**Given instruction:** Output the material exactly, but drop every image it holds.

++++++++

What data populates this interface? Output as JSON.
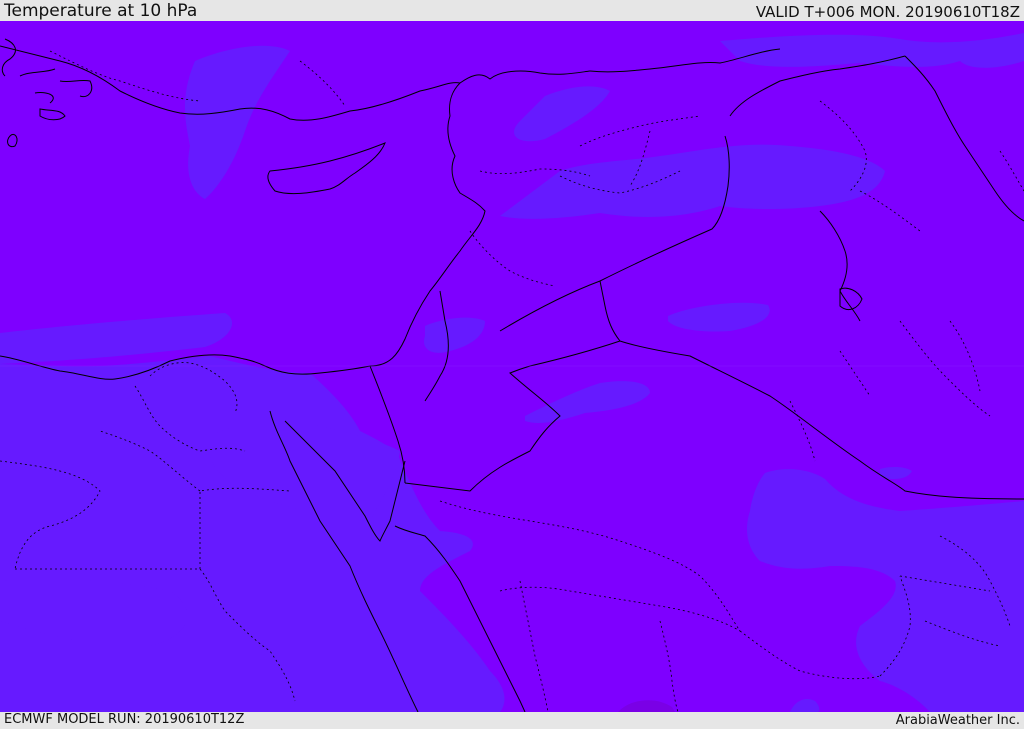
{
  "header": {
    "title": "Temperature at 10 hPa",
    "valid_time": "VALID T+006 MON. 20190610T18Z"
  },
  "footer": {
    "model_run": "ECMWF MODEL RUN: 20190610T12Z",
    "credit": "ArabiaWeather Inc."
  },
  "colors": {
    "field_warm": "#7e00ff",
    "field_cool": "#661aff",
    "field_hot_spot": "#7a00e6",
    "coastline": "#000000",
    "frame_background": "#e6e6e6"
  }
}
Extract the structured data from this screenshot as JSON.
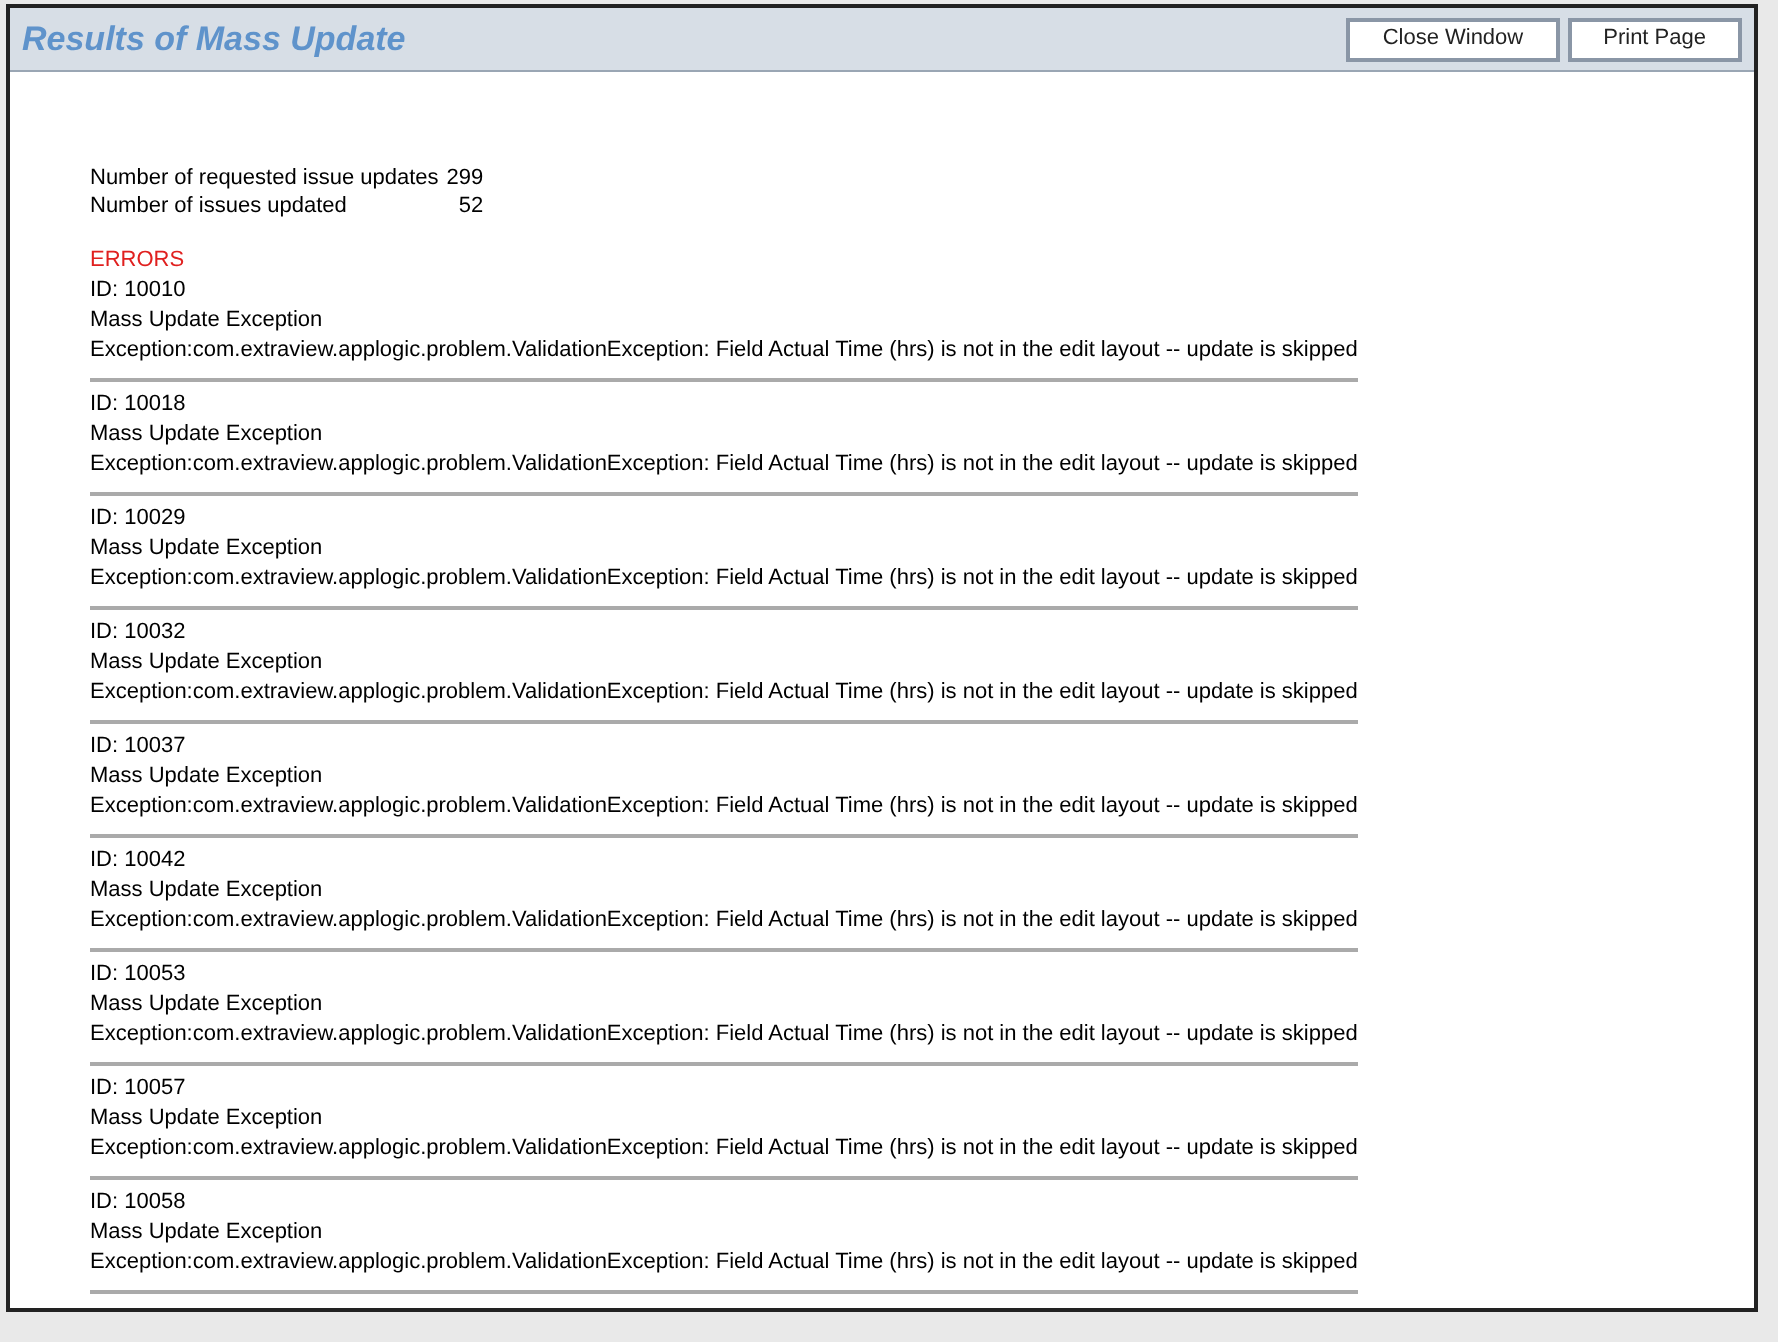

++++++++

**Exercise response:**
What data populates this interface? Output as JSON.
{
  "header": {
    "title": "Temperature at 10 hPa",
    "valid_time": "VALID T+006 MON. 20190610T18Z"
  },
  "footer": {
    "model_run": "ECMWF MODEL RUN: 20190610T12Z",
    "credit": "ArabiaWeather Inc."
  },
  "colors": {
    "field_warm": "#7e00ff",
    "field_cool": "#661aff",
    "field_hot_spot": "#7a00e6",
    "coastline": "#000000",
    "frame_background": "#e6e6e6"
  }
}
Extract the structured data from this screenshot as JSON.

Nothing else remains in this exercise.